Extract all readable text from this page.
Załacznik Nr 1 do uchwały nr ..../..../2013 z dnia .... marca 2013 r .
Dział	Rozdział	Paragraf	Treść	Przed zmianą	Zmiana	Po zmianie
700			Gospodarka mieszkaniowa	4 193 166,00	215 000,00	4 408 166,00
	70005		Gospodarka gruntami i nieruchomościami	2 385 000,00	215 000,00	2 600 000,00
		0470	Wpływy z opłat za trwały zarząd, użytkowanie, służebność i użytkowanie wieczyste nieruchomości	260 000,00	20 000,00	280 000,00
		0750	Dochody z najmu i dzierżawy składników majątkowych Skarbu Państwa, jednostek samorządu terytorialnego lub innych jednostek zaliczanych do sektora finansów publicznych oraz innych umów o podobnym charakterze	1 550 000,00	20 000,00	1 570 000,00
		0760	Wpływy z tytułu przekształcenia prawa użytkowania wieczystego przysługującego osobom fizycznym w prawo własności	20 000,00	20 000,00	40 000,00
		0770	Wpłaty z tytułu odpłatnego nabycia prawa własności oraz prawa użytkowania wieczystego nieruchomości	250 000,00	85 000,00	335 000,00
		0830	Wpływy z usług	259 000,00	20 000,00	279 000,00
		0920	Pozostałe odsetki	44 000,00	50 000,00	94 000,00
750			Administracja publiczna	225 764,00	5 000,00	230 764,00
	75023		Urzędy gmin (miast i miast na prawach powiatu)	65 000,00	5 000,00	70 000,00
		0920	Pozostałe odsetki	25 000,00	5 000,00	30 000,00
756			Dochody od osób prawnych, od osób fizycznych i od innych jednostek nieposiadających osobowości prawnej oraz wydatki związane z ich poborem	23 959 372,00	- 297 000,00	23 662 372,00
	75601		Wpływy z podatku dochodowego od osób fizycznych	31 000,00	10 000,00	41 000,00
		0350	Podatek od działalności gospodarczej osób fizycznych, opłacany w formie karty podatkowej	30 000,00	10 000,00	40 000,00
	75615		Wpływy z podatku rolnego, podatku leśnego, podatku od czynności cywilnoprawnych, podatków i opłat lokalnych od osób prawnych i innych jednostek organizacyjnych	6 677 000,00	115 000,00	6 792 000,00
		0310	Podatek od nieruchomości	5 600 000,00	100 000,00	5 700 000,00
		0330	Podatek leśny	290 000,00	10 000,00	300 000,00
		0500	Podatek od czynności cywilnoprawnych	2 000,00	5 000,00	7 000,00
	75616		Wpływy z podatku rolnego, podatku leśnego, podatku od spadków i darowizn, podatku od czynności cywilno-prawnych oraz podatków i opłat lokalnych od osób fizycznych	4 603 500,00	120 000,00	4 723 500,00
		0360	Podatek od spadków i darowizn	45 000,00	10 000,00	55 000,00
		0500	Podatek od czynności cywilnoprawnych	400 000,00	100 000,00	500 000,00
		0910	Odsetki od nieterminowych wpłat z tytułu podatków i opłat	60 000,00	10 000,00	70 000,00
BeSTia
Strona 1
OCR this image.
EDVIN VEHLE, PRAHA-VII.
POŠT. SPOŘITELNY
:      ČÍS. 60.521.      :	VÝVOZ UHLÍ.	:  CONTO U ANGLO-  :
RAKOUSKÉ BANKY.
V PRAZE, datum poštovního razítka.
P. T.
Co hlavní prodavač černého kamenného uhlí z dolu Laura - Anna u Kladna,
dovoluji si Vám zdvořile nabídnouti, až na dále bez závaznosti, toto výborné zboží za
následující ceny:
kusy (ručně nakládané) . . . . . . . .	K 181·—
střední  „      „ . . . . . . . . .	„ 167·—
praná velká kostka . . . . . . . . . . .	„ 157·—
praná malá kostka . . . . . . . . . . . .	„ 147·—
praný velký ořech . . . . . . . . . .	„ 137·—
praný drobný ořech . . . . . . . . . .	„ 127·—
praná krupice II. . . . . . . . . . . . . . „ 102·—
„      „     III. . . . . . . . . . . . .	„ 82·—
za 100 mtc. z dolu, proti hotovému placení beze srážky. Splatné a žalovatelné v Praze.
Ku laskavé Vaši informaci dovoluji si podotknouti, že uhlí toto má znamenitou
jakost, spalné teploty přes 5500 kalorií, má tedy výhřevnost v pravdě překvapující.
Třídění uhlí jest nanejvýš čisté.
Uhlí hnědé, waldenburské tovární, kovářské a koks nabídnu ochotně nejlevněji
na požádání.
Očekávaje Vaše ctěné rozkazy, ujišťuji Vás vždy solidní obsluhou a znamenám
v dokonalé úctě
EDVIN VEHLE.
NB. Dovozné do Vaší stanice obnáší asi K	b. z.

---

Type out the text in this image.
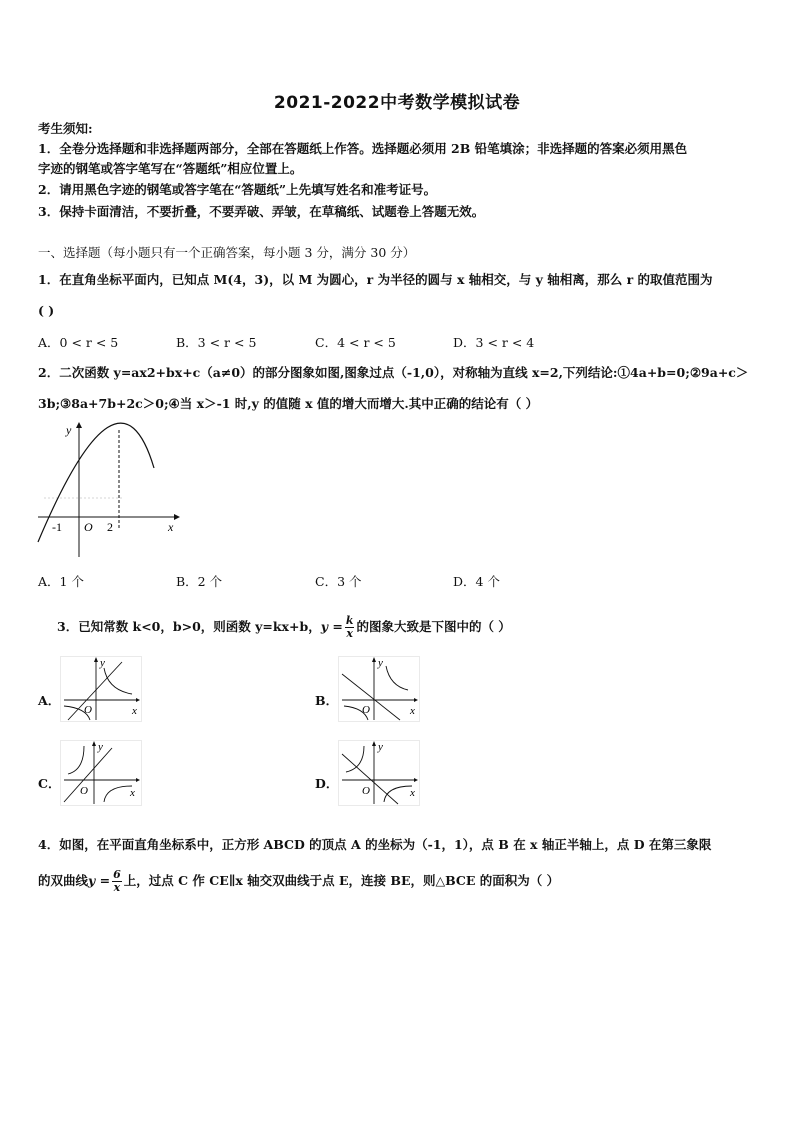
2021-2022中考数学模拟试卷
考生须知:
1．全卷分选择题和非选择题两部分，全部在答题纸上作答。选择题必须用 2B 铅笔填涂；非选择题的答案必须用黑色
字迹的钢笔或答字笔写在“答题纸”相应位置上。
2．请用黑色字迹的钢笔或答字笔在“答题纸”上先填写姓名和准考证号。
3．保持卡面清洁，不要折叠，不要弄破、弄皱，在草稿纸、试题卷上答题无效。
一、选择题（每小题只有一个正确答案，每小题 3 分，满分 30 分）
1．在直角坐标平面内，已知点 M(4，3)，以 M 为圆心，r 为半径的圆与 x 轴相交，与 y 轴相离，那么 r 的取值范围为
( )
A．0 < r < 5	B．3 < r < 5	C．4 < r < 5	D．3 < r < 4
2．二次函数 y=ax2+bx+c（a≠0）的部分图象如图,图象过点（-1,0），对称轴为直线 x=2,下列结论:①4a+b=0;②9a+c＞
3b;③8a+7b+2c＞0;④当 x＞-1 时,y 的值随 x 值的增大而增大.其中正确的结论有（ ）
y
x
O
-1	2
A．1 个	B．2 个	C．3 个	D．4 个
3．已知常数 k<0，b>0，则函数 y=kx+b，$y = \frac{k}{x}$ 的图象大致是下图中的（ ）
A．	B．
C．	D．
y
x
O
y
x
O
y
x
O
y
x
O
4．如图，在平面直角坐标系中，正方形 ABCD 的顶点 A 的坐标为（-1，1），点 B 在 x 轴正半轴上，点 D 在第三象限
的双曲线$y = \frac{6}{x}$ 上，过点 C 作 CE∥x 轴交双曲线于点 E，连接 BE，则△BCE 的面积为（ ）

§ **Set exercise**
Show all lines from the records above where the word "fizycznych" occurs.

§ **Solution to this exercise**
756			Dochody od osób prawnych, od osób fizycznych i od innych jednostek nieposiadających osobowości prawnej oraz wydatki związane z ich poborem	23 959 372,00	- 297 000,00	23 662 372,00
	75601		Wpływy z podatku dochodowego od osób fizycznych	31 000,00	10 000,00	41 000,00
		0350	Podatek od działalności gospodarczej osób fizycznych, opłacany w formie karty podatkowej	30 000,00	10 000,00	40 000,00
	75616		Wpływy z podatku rolnego, podatku leśnego, podatku od spadków i darowizn, podatku od czynności cywilno-prawnych oraz podatków i opłat lokalnych od osób fizycznych	4 603 500,00	120 000,00	4 723 500,00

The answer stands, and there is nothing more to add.